## Begin RECORDS
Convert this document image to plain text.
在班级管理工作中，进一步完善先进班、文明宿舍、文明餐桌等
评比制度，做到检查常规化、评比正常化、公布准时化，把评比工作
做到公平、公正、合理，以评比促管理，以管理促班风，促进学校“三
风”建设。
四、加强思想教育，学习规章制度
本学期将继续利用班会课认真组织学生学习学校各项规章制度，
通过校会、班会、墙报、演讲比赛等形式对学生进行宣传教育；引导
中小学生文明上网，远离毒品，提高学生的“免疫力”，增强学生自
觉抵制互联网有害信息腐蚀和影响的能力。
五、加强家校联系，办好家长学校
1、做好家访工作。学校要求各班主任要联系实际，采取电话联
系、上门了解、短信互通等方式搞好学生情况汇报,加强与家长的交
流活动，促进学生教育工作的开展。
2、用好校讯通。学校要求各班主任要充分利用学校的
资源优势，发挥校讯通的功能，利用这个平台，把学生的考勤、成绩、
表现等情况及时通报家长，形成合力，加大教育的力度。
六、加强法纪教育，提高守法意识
## End RECORDS
## Begin RECORDS
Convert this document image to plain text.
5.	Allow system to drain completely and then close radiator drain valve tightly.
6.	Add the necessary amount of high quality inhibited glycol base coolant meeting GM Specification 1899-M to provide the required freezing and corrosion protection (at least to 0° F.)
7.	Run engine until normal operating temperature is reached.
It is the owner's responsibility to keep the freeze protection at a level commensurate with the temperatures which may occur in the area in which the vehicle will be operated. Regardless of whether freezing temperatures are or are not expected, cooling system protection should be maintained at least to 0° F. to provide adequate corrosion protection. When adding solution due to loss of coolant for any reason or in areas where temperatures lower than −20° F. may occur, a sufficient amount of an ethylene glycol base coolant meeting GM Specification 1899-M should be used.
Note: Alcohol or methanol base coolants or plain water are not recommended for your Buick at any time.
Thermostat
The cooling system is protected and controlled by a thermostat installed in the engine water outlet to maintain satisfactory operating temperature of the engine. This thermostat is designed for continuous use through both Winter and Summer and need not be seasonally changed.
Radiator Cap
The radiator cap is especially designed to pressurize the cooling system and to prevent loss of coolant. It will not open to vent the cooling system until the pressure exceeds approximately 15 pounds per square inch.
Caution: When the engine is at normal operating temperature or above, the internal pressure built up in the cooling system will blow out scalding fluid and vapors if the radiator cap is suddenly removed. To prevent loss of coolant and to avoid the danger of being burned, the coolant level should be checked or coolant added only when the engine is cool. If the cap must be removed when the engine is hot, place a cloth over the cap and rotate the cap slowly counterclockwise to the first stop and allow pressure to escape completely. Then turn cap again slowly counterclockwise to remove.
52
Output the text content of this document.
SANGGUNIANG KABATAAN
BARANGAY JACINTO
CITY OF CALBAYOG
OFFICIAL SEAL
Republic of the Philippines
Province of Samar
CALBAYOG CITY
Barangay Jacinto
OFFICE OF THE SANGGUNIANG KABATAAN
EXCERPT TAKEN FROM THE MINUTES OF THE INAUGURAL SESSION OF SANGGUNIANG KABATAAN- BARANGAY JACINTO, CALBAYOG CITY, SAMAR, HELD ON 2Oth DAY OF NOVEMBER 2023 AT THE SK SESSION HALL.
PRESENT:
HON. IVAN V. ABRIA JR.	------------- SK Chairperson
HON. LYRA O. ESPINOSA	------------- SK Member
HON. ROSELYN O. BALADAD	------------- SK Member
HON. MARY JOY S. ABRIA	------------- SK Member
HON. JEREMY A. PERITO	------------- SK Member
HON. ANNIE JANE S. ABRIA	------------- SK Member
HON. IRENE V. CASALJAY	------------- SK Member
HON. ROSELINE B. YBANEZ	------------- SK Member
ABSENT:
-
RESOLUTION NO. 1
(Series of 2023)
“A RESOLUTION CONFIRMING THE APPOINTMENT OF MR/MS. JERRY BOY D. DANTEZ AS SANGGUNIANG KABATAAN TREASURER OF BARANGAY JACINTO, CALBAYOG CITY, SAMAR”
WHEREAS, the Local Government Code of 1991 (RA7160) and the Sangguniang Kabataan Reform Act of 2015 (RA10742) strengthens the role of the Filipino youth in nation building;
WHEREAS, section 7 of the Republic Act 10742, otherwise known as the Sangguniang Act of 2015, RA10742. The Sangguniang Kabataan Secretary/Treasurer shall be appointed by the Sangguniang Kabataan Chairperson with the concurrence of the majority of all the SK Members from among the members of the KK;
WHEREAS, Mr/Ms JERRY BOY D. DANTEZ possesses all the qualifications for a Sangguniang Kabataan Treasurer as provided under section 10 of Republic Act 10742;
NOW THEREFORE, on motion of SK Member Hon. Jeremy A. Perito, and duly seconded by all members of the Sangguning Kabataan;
## End RECORDS
## Begin RECORDS
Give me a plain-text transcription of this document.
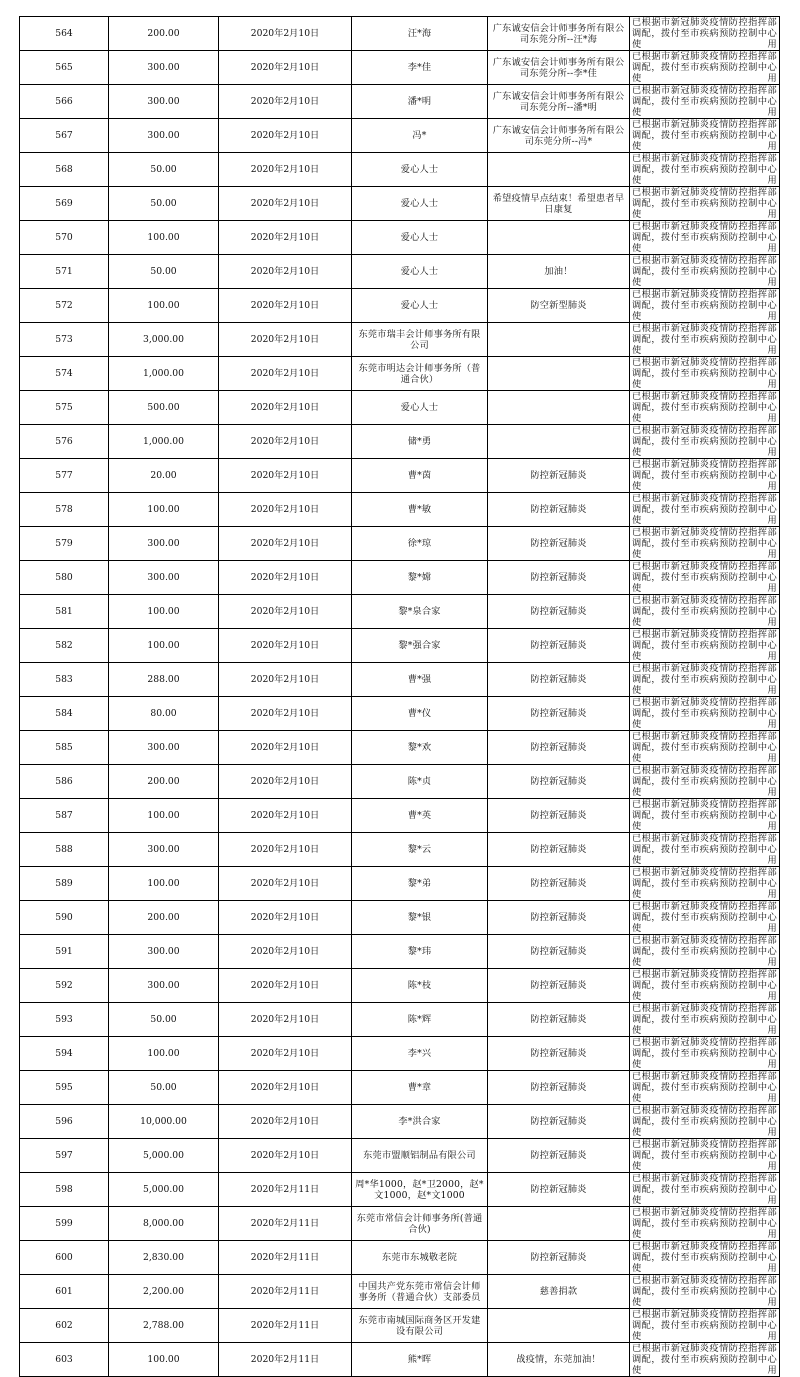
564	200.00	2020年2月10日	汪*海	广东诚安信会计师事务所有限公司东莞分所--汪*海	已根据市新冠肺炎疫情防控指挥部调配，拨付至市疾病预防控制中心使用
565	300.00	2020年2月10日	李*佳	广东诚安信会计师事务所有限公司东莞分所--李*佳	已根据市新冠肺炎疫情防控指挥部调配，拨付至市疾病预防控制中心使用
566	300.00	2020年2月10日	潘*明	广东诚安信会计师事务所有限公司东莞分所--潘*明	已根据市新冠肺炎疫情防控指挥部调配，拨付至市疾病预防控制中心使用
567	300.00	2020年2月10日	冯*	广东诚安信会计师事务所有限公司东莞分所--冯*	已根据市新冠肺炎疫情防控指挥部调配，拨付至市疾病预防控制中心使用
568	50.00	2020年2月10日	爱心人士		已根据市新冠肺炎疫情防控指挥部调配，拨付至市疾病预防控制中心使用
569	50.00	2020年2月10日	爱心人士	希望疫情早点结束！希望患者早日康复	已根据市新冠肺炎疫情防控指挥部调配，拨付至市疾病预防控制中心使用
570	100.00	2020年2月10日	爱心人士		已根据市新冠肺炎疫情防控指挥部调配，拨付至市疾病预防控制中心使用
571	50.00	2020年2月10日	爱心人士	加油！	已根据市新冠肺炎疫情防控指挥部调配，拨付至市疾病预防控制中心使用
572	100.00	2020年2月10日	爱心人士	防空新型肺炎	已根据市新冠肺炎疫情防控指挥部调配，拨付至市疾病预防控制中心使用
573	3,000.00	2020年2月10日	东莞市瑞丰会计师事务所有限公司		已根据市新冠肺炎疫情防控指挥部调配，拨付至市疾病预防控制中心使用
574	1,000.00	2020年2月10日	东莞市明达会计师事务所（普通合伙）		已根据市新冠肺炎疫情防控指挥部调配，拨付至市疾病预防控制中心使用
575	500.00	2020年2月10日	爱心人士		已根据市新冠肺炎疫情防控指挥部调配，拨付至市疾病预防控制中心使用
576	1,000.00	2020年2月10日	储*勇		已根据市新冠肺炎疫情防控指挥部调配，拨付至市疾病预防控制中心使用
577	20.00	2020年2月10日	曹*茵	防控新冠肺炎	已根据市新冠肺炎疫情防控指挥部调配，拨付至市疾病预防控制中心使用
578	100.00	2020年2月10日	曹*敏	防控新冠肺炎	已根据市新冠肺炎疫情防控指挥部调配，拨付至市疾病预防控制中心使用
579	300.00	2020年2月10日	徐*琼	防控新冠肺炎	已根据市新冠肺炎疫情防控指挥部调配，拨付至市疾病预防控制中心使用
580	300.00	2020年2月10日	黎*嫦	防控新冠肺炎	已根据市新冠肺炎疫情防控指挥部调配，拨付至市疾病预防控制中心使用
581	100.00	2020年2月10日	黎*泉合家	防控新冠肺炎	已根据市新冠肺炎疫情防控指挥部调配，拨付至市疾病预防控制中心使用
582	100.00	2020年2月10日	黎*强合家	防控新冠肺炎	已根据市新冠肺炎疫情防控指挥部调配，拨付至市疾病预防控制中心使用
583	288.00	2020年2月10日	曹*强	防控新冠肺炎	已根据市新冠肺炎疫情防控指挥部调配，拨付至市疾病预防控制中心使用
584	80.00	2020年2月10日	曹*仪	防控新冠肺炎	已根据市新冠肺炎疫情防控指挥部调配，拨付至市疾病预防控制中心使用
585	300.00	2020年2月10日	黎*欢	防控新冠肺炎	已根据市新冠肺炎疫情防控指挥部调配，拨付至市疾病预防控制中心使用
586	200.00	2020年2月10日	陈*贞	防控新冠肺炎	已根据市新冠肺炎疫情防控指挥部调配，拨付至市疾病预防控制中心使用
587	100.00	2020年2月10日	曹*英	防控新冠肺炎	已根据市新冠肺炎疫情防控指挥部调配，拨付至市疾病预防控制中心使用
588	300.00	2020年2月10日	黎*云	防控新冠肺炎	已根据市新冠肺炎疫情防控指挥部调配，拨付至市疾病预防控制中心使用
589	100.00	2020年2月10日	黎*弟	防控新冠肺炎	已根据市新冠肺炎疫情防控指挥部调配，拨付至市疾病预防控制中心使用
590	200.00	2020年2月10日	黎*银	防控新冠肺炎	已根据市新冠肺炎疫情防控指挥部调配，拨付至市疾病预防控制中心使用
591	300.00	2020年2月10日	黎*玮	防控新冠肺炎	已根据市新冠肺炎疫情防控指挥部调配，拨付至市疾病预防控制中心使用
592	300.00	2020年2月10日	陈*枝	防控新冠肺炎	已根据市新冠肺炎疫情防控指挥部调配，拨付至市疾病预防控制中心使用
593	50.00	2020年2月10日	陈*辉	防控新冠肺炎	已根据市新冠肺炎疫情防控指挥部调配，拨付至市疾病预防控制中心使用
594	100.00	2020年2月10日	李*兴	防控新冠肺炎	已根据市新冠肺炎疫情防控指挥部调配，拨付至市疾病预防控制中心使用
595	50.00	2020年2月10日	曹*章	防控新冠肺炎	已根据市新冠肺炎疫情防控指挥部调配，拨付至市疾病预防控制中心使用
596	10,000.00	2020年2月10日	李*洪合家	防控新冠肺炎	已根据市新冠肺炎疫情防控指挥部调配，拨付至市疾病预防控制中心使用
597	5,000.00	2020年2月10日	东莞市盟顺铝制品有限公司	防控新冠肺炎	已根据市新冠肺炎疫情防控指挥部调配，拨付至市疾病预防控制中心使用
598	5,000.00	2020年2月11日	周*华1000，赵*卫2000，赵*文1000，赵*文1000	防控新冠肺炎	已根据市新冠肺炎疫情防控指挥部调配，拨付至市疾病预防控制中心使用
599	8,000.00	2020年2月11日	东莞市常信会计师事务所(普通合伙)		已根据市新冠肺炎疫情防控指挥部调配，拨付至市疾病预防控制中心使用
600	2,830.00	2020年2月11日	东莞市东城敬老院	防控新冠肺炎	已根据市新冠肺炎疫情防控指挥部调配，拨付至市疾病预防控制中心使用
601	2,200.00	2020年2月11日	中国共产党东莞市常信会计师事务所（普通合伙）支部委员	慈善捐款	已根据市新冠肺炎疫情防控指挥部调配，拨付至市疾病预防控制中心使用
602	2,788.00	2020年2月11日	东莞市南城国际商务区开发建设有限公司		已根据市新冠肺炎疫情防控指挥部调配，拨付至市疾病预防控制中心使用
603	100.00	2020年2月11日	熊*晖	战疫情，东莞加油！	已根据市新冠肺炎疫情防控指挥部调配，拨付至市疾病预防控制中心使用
## End RECORDS
CHALLENGE:
Work out the count of lines containing the word "广东诚安信会计师事务所有限公司东莞分所", then write only that count.

RESULT OF THE TASK:
4